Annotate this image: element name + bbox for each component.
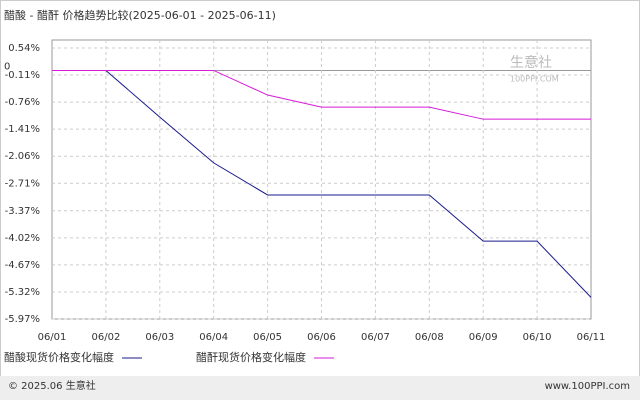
x-tick-label: 06/10 bbox=[523, 332, 552, 343]
x-tick-label: 06/01 bbox=[38, 332, 67, 343]
y-tick-label: -2.71% bbox=[5, 178, 40, 189]
x-tick-label: 06/09 bbox=[469, 332, 498, 343]
x-tick-label: 06/05 bbox=[253, 332, 282, 343]
x-tick-label: 06/02 bbox=[91, 332, 120, 343]
x-tick-label: 06/08 bbox=[415, 332, 444, 343]
y-tick-label: -5.32% bbox=[5, 287, 40, 298]
watermark: 生意社 bbox=[510, 54, 552, 71]
x-tick-label: 06/07 bbox=[361, 332, 390, 343]
y-tick-label: -0.11% bbox=[5, 70, 40, 81]
x-tick-label: 06/06 bbox=[307, 332, 336, 343]
series-line bbox=[52, 69, 592, 298]
y-tick-label: -1.41% bbox=[5, 124, 40, 135]
y-tick-label: 0 bbox=[4, 61, 10, 72]
watermark: 100PPI.COM bbox=[510, 75, 559, 84]
x-tick-label: 06/03 bbox=[145, 332, 174, 343]
y-tick-label: -5.97% bbox=[5, 314, 40, 325]
x-tick-label: 06/11 bbox=[577, 332, 606, 343]
series-line bbox=[52, 69, 591, 120]
footer-right: www.100PPI.com bbox=[545, 381, 630, 392]
footer-bar bbox=[0, 376, 640, 400]
chart-title: 醋酸 - 醋酐 价格趋势比较(2025-06-01 - 2025-06-11) bbox=[4, 8, 276, 22]
y-tick-label: -0.76% bbox=[5, 97, 40, 108]
legend-label: 醋酐现货价格变化幅度 bbox=[196, 350, 306, 364]
y-tick-label: -3.37% bbox=[5, 206, 40, 217]
y-tick-label: -2.06% bbox=[5, 151, 40, 162]
footer-left: © 2025.06 生意社 bbox=[8, 379, 96, 392]
y-tick-label: 0.54% bbox=[8, 43, 40, 54]
y-tick-label: -4.02% bbox=[5, 233, 40, 244]
legend-label: 醋酸现货价格变化幅度 bbox=[4, 350, 114, 364]
x-tick-label: 06/04 bbox=[199, 332, 228, 343]
y-tick-label: -4.67% bbox=[5, 260, 40, 271]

» **Stated task**
Format every line of the items above as a JSON list of strings, one string per line, omitting blank lines and the pictures.

» **Answer for the task**
[
  "Annotate this image: element name + bbox for each component.",
  "x-tick-label: 06/10 bbox=[523, 332, 552, 343]",
  "x-tick-label: 06/01 bbox=[38, 332, 67, 343]",
  "y-tick-label: -2.71% bbox=[5, 178, 40, 189]",
  "x-tick-label: 06/09 bbox=[469, 332, 498, 343]",
  "x-tick-label: 06/05 bbox=[253, 332, 282, 343]",
  "x-tick-label: 06/02 bbox=[91, 332, 120, 343]",
  "x-tick-label: 06/08 bbox=[415, 332, 444, 343]",
  "y-tick-label: -5.32% bbox=[5, 287, 40, 298]",
  "watermark: 生意社 bbox=[510, 54, 552, 71]",
  "x-tick-label: 06/07 bbox=[361, 332, 390, 343]",
  "y-tick-label: -0.11% bbox=[5, 70, 40, 81]",
  "x-tick-label: 06/06 bbox=[307, 332, 336, 343]",
  "series-line bbox=[52, 69, 592, 298]",
  "y-tick-label: -1.41% bbox=[5, 124, 40, 135]",
  "y-tick-label: 0 bbox=[4, 61, 10, 72]",
  "watermark: 100PPI.COM bbox=[510, 75, 559, 84]",
  "x-tick-label: 06/03 bbox=[145, 332, 174, 343]",
  "y-tick-label: -5.97% bbox=[5, 314, 40, 325]",
  "x-tick-label: 06/11 bbox=[577, 332, 606, 343]",
  "series-line bbox=[52, 69, 591, 120]",
  "footer-right: www.100PPI.com bbox=[545, 381, 630, 392]",
  "footer-bar bbox=[0, 376, 640, 400]",
  "chart-title: 醋酸 - 醋酐 价格趋势比较(2025-06-01 - 2025-06-11) bbox=[4, 8, 276, 22]",
  "y-tick-label: -0.76% bbox=[5, 97, 40, 108]",
  "legend-label: 醋酐现货价格变化幅度 bbox=[196, 350, 306, 364]",
  "y-tick-label: -3.37% bbox=[5, 206, 40, 217]",
  "y-tick-label: -2.06% bbox=[5, 151, 40, 162]",
  "footer-left: © 2025.06 生意社 bbox=[8, 379, 96, 392]",
  "y-tick-label: 0.54% bbox=[8, 43, 40, 54]",
  "y-tick-label: -4.02% bbox=[5, 233, 40, 244]",
  "legend-label: 醋酸现货价格变化幅度 bbox=[4, 350, 114, 364]",
  "x-tick-label: 06/04 bbox=[199, 332, 228, 343]",
  "y-tick-label: -4.67% bbox=[5, 260, 40, 271]"
]